- **Provided records**:
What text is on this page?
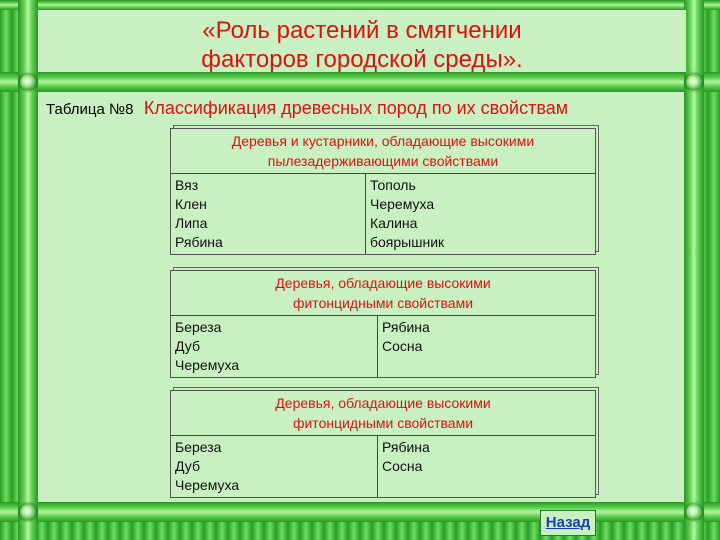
«Роль растений в смягчении
факторов городской среды».
Таблица №8 Классификация древесных пород по их свойствам
Деревья и кустарники, обладающие высокими
пылезадерживающими свойствами
Вяз
Клен
Липа
Рябина
Тополь
Черемуха
Калина
боярышник
Деревья, обладающие высокими
фитонцидными свойствами
Береза
Дуб
Черемуха
Рябина
Сосна
Деревья, обладающие высокими
фитонцидными свойствами
Береза
Дуб
Черемуха
Рябина
Сосна
Назад
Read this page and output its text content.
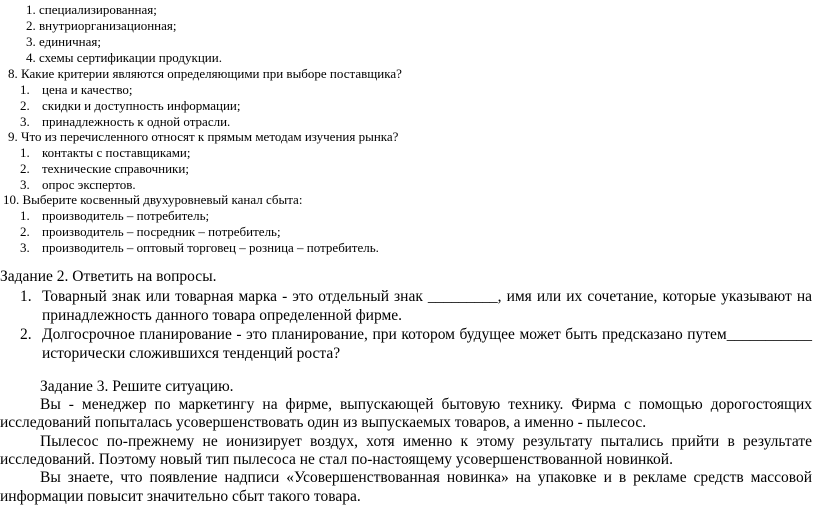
1. специализированная;
2. внутриорганизационная;
3. единичная;
4. схемы сертификации продукции.
8. Какие критерии являются определяющими при выборе поставщика?
1. цена и качество;
2. скидки и доступность информации;
3. принадлежность к одной отрасли.
9. Что из перечисленного относят к прямым методам изучения рынка?
1. контакты с поставщиками;
2. технические справочники;
3. опрос экспертов.
10. Выберите косвенный двухуровневый канал сбыта:
1. производитель – потребитель;
2. производитель – посредник – потребитель;
3. производитель – оптовый торговец – розница – потребитель.
Задание 2. Ответить на вопросы.
1. Товарный знак или товарная марка - это отдельный знак _________, имя или их сочетание, которые указывают на
принадлежность данного товара определенной фирме.
2. Долгосрочное планирование - это планирование, при котором будущее может быть предсказано путем___________
исторически сложившихся тенденций роста?
Задание 3. Решите ситуацию.
Вы - менеджер по маркетингу на фирме, выпускающей бытовую технику. Фирма с помощью дорогостоящих
исследований попыталась усовершенствовать один из выпускаемых товаров, а именно - пылесос.
Пылесос по-прежнему не ионизирует воздух, хотя именно к этому результату пытались прийти в результате
исследований. Поэтому новый тип пылесоса не стал по-настоящему усовершенствованной новинкой.
Вы знаете, что появление надписи «Усовершенствованная новинка» на упаковке и в рекламе средств массовой
информации повысит значительно сбыт такого товара.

- **What to produce**: Tally the lines above that contain the word "потребитель", and reply with only the number.

- **Solution to this task**: 3